--- START OF Stored records ---

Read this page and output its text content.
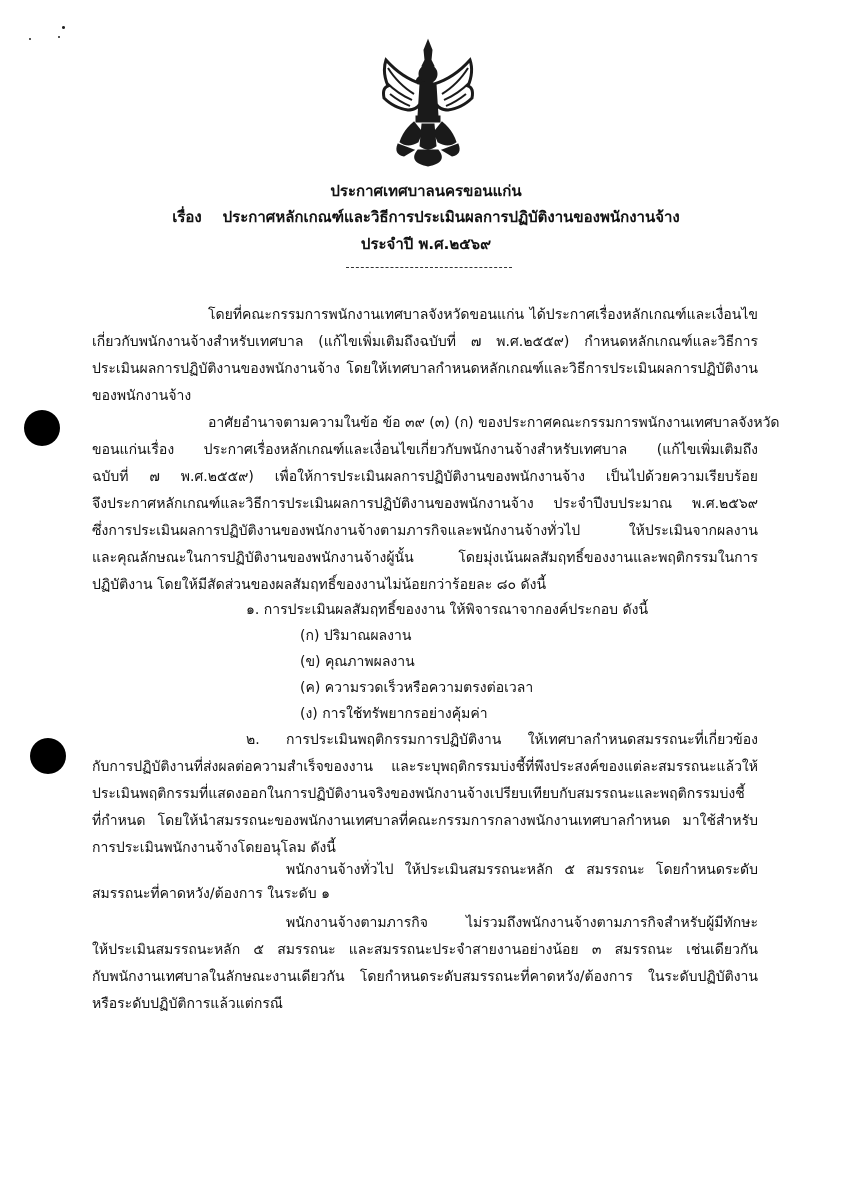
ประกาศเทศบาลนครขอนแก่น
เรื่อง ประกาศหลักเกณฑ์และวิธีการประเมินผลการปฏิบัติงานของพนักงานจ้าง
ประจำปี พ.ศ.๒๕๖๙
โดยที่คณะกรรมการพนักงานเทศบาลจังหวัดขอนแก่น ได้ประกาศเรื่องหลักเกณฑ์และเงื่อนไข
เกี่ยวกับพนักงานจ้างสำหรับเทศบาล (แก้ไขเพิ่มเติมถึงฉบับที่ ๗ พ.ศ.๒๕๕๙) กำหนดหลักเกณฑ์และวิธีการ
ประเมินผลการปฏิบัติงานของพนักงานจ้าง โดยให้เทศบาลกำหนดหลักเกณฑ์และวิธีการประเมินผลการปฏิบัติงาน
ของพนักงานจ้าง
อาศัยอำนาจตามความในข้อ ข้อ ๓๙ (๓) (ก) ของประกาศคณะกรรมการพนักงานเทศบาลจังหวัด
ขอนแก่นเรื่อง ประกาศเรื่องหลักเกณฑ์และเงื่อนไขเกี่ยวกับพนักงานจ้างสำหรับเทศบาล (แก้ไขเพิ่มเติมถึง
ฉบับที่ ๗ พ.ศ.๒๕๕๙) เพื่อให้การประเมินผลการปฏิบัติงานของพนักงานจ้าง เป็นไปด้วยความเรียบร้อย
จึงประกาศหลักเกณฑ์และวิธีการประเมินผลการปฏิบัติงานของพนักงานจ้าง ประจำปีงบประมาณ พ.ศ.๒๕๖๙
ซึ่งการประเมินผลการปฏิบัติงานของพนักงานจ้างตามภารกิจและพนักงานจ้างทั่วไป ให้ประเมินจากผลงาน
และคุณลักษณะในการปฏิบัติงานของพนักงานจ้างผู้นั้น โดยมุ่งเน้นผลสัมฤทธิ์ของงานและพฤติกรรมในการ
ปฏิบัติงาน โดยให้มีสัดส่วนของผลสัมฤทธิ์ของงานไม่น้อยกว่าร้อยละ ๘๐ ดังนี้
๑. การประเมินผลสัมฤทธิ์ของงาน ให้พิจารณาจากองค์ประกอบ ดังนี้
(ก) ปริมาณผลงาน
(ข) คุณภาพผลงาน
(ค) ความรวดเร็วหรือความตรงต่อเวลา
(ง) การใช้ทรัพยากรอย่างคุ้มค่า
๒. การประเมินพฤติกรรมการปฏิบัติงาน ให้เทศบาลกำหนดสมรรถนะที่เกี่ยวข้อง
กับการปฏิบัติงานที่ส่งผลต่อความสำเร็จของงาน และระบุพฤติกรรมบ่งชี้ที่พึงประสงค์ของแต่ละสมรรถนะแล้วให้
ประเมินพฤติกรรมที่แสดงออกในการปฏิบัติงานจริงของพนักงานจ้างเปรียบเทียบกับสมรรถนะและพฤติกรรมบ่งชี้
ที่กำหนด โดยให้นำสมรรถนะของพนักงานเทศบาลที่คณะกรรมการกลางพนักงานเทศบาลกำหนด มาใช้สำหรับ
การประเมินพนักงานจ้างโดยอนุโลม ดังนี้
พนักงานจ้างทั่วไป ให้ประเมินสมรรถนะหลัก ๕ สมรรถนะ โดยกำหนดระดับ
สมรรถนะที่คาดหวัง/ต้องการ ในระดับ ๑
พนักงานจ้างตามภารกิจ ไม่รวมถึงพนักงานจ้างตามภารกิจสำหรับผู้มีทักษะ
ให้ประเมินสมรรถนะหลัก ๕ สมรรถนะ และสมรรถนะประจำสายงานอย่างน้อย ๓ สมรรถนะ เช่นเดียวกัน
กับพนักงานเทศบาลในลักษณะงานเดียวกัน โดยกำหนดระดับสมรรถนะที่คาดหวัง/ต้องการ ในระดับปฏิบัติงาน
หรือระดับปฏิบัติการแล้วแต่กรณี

--- END OF Stored records ---
--- START OF Stored records ---

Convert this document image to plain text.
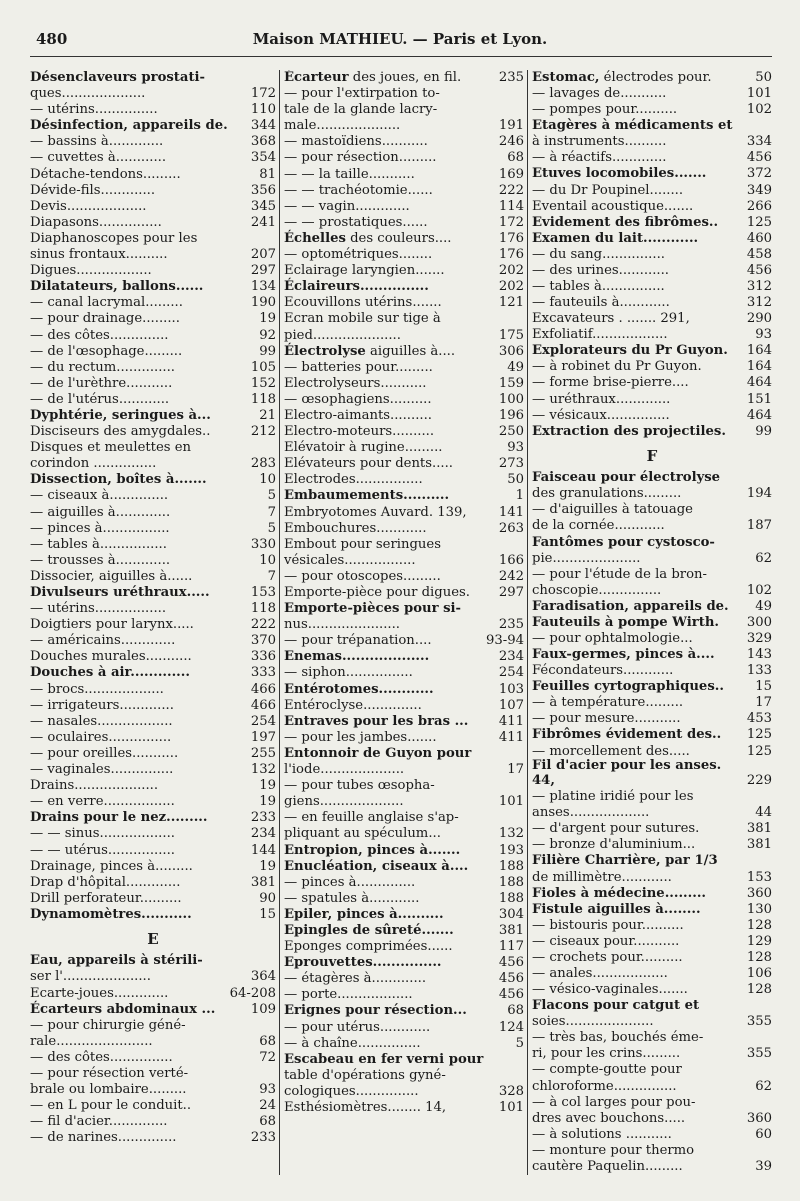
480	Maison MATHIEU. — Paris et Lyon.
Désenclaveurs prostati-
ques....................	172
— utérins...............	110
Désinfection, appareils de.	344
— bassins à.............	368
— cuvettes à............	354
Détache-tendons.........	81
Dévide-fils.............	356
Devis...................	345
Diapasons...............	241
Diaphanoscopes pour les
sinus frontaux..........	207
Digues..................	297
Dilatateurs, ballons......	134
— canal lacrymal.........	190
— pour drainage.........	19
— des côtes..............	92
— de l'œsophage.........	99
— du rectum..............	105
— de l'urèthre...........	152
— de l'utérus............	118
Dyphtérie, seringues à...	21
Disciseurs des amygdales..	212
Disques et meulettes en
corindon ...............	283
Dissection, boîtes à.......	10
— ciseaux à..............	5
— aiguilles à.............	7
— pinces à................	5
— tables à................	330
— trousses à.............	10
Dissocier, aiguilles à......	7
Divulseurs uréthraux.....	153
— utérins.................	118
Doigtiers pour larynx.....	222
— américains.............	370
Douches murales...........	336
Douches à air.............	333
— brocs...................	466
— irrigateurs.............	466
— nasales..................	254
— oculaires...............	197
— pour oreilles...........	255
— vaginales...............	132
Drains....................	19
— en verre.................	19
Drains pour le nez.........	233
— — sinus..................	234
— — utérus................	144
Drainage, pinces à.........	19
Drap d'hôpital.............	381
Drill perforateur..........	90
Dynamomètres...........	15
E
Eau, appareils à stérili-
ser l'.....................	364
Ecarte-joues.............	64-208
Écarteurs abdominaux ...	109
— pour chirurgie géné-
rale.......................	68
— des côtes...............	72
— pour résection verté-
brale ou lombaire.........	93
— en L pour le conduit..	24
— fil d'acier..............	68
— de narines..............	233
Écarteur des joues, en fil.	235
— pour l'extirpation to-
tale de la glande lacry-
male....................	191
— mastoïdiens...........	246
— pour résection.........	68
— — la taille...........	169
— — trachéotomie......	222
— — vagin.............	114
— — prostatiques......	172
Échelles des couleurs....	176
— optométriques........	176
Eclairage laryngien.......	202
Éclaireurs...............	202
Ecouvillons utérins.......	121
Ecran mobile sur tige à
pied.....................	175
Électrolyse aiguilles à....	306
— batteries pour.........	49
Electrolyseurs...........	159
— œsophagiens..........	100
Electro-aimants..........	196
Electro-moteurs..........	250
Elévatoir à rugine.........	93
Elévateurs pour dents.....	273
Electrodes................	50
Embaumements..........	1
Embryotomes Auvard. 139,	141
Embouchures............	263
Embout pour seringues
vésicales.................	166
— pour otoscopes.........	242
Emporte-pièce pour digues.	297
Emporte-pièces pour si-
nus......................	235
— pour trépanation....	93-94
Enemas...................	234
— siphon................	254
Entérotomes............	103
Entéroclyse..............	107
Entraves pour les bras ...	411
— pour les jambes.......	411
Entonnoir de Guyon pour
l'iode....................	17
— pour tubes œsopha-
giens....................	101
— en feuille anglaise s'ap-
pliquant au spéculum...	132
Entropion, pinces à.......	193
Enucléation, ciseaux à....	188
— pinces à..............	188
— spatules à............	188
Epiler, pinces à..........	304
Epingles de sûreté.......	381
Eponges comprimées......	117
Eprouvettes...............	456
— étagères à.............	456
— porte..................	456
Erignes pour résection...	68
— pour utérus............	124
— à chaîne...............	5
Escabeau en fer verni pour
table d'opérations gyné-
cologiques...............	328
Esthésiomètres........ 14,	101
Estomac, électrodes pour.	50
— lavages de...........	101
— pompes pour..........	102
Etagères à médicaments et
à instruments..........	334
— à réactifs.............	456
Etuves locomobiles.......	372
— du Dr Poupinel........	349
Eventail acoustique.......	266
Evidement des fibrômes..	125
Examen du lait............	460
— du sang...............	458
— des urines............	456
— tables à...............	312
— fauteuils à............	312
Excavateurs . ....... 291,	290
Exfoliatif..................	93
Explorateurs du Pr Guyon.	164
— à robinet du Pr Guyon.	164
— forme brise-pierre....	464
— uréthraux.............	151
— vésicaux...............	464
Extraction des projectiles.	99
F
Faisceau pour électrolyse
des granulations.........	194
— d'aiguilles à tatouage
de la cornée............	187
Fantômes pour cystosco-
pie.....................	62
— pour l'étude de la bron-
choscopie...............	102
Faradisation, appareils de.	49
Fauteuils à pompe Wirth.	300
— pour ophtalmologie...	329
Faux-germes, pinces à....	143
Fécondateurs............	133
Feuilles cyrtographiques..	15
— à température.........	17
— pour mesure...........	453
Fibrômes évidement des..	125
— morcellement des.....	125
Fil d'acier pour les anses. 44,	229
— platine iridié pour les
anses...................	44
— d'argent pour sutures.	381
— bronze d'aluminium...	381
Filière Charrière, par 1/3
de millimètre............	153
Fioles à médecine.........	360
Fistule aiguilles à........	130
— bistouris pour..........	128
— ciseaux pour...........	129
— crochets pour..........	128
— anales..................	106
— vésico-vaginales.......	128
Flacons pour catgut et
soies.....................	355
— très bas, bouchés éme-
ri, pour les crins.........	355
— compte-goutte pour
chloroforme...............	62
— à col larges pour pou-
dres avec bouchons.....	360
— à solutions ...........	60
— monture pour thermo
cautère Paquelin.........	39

--- END OF Stored records ---
--- START OF Stored records ---

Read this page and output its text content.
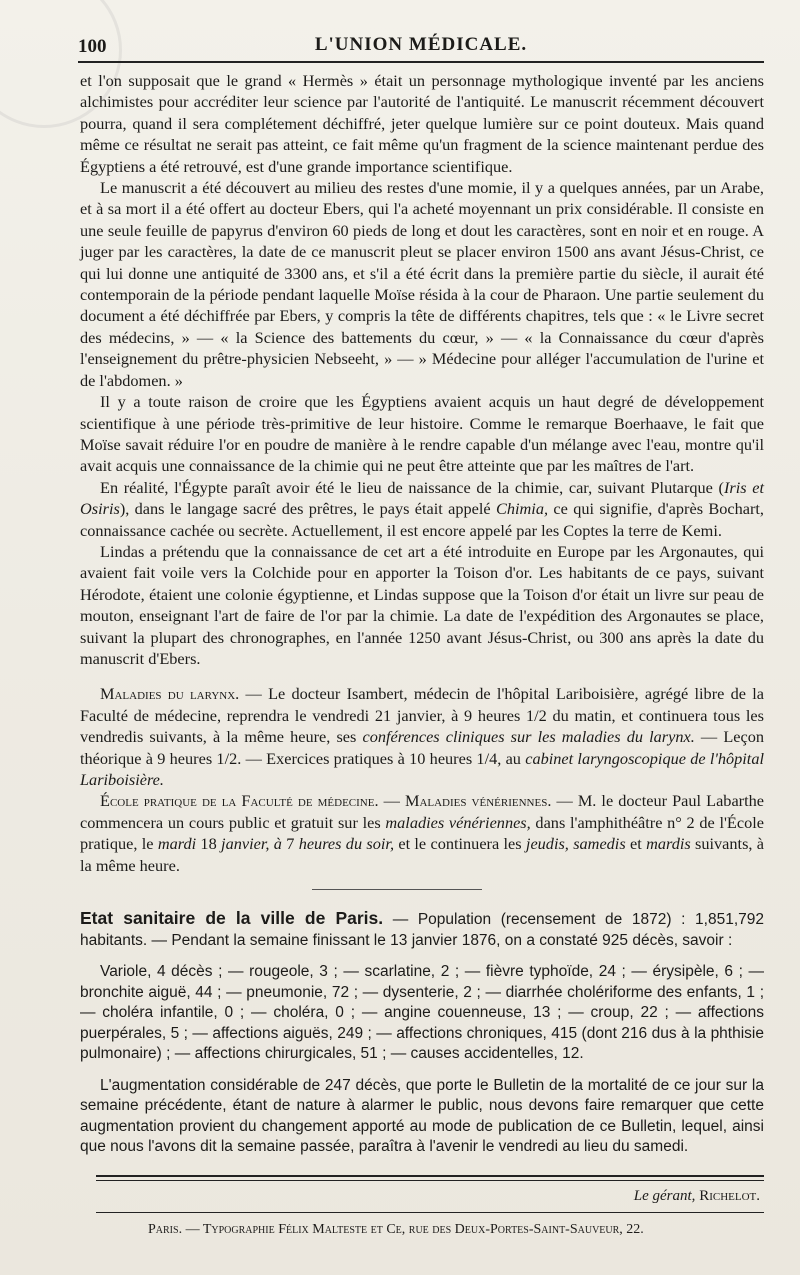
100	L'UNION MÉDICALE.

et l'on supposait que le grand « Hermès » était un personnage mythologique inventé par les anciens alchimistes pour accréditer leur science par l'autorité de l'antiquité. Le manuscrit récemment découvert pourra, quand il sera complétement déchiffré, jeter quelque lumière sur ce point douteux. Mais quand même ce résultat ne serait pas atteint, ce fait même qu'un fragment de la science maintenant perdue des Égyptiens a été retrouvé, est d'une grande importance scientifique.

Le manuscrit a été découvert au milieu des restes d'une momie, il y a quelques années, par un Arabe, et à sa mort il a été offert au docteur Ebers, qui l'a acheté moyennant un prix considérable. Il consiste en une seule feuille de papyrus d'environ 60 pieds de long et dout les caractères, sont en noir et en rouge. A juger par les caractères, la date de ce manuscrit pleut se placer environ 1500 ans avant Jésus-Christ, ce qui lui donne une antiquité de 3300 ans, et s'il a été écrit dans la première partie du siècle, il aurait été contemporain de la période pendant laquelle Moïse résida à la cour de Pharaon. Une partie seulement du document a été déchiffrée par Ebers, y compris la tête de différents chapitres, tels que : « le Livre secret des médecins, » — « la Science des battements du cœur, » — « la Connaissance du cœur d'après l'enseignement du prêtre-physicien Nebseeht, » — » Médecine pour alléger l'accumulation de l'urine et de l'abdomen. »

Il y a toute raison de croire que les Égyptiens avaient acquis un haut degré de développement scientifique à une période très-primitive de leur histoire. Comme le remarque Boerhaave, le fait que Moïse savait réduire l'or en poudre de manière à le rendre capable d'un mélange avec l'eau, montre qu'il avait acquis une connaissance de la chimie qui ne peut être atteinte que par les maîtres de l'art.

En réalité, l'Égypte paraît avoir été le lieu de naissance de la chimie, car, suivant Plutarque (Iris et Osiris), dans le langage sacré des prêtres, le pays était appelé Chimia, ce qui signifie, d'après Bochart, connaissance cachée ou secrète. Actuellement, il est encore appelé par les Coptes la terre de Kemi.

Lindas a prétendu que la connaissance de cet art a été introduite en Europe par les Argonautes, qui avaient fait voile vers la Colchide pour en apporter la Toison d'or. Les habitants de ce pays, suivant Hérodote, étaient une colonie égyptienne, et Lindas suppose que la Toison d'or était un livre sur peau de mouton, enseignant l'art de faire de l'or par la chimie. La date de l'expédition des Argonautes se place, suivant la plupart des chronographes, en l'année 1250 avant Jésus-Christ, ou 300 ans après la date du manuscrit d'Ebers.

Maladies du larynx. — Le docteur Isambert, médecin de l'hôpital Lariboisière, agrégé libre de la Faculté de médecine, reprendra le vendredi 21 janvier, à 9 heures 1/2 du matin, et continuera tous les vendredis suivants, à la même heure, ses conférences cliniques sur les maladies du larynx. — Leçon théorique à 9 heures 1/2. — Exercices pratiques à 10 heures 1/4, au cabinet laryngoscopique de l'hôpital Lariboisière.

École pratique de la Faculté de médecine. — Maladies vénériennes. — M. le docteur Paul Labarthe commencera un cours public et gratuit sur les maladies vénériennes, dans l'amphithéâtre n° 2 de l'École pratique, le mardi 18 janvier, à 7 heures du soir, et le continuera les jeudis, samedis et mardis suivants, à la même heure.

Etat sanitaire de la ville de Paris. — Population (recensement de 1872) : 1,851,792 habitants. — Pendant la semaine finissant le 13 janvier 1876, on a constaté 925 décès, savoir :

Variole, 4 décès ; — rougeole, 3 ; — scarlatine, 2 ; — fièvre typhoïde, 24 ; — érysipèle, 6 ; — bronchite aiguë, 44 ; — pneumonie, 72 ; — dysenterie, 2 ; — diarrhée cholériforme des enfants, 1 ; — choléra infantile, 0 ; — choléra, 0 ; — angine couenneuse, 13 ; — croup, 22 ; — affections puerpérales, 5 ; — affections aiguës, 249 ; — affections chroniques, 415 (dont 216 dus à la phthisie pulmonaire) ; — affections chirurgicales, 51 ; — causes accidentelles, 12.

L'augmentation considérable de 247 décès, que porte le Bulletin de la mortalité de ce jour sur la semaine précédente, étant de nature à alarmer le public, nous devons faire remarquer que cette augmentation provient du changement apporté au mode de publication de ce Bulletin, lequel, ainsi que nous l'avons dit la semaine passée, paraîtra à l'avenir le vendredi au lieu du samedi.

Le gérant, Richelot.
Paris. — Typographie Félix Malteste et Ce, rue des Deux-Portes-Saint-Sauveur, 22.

--- END OF Stored records ---

> _Written exercise_: From the records, copy every line that has the string "มฤทธ" in it.

> _Worked answer_:
และคุณลักษณะในการปฏิบัติงานของพนักงานจ้างผู้นั้น โดยมุ่งเน้นผลสัมฤทธิ์ของงานและพฤติกรรมในการ
ปฏิบัติงาน โดยให้มีสัดส่วนของผลสัมฤทธิ์ของงานไม่น้อยกว่าร้อยละ ๘๐ ดังนี้
๑. การประเมินผลสัมฤทธิ์ของงาน ให้พิจารณาจากองค์ประกอบ ดังนี้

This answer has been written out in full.